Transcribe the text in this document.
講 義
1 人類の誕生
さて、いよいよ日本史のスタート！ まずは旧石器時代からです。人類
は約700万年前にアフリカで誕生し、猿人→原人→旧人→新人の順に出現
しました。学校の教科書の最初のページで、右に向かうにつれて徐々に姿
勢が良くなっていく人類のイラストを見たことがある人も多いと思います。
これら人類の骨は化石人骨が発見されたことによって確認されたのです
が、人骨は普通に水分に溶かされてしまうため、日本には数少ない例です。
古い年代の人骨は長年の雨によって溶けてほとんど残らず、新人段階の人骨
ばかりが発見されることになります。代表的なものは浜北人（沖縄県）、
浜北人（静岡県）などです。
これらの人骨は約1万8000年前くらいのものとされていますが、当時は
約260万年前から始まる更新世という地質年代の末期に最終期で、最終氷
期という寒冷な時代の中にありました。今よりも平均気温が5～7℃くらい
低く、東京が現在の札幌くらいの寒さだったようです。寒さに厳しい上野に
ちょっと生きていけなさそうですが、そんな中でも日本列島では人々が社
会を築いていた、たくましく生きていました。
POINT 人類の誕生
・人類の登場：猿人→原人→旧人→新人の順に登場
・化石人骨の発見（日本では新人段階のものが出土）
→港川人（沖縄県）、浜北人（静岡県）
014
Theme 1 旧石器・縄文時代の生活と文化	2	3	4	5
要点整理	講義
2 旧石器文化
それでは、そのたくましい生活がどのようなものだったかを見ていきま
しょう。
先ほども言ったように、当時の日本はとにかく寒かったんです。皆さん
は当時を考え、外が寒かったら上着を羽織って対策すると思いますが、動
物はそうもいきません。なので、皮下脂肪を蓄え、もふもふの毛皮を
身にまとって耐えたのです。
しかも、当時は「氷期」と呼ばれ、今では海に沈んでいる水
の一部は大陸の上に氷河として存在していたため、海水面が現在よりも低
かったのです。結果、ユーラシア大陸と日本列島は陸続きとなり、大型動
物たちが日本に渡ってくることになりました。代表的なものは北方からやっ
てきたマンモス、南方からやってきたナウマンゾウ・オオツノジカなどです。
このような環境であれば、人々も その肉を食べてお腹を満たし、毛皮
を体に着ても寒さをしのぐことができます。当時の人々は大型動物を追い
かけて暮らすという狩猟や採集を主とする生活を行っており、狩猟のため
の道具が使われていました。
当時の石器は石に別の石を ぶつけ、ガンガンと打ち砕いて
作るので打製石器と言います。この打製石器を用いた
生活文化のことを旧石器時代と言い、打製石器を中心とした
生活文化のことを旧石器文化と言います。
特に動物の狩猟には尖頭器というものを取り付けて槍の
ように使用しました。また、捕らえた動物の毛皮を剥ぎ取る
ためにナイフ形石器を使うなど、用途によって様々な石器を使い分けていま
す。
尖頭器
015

◆ Request
Output the entries exactly.

◆ Written reply
Transcribe the text in this document.
講 義
1 人類の誕生
さて、いよいよ日本史のスタート！ まずは旧石器時代からです。人類
は約700万年前にアフリカで誕生し、猿人→原人→旧人→新人の順に出現
しました。学校の教科書の最初のページで、右に向かうにつれて徐々に姿
勢が良くなっていく人類のイラストを見たことがある人も多いと思います。
これら人類の骨は化石人骨が発見されたことによって確認されたのです
が、人骨は普通に水分に溶かされてしまうため、日本には数少ない例です。
古い年代の人骨は長年の雨によって溶けてほとんど残らず、新人段階の人骨
ばかりが発見されることになります。代表的なものは浜北人（沖縄県）、
浜北人（静岡県）などです。
これらの人骨は約1万8000年前くらいのものとされていますが、当時は
約260万年前から始まる更新世という地質年代の末期に最終期で、最終氷
期という寒冷な時代の中にありました。今よりも平均気温が5～7℃くらい
低く、東京が現在の札幌くらいの寒さだったようです。寒さに厳しい上野に
ちょっと生きていけなさそうですが、そんな中でも日本列島では人々が社
会を築いていた、たくましく生きていました。
POINT 人類の誕生
・人類の登場：猿人→原人→旧人→新人の順に登場
・化石人骨の発見（日本では新人段階のものが出土）
→港川人（沖縄県）、浜北人（静岡県）
014
Theme 1 旧石器・縄文時代の生活と文化	2	3	4	5
要点整理	講義
2 旧石器文化
それでは、そのたくましい生活がどのようなものだったかを見ていきま
しょう。
先ほども言ったように、当時の日本はとにかく寒かったんです。皆さん
は当時を考え、外が寒かったら上着を羽織って対策すると思いますが、動
物はそうもいきません。なので、皮下脂肪を蓄え、もふもふの毛皮を
身にまとって耐えたのです。
しかも、当時は「氷期」と呼ばれ、今では海に沈んでいる水
の一部は大陸の上に氷河として存在していたため、海水面が現在よりも低
かったのです。結果、ユーラシア大陸と日本列島は陸続きとなり、大型動
物たちが日本に渡ってくることになりました。代表的なものは北方からやっ
てきたマンモス、南方からやってきたナウマンゾウ・オオツノジカなどです。
このような環境であれば、人々も その肉を食べてお腹を満たし、毛皮
を体に着ても寒さをしのぐことができます。当時の人々は大型動物を追い
かけて暮らすという狩猟や採集を主とする生活を行っており、狩猟のため
の道具が使われていました。
当時の石器は石に別の石を ぶつけ、ガンガンと打ち砕いて
作るので打製石器と言います。この打製石器を用いた
生活文化のことを旧石器時代と言い、打製石器を中心とした
生活文化のことを旧石器文化と言います。
特に動物の狩猟には尖頭器というものを取り付けて槍の
ように使用しました。また、捕らえた動物の毛皮を剥ぎ取る
ためにナイフ形石器を使うなど、用途によって様々な石器を使い分けていま
す。
尖頭器
015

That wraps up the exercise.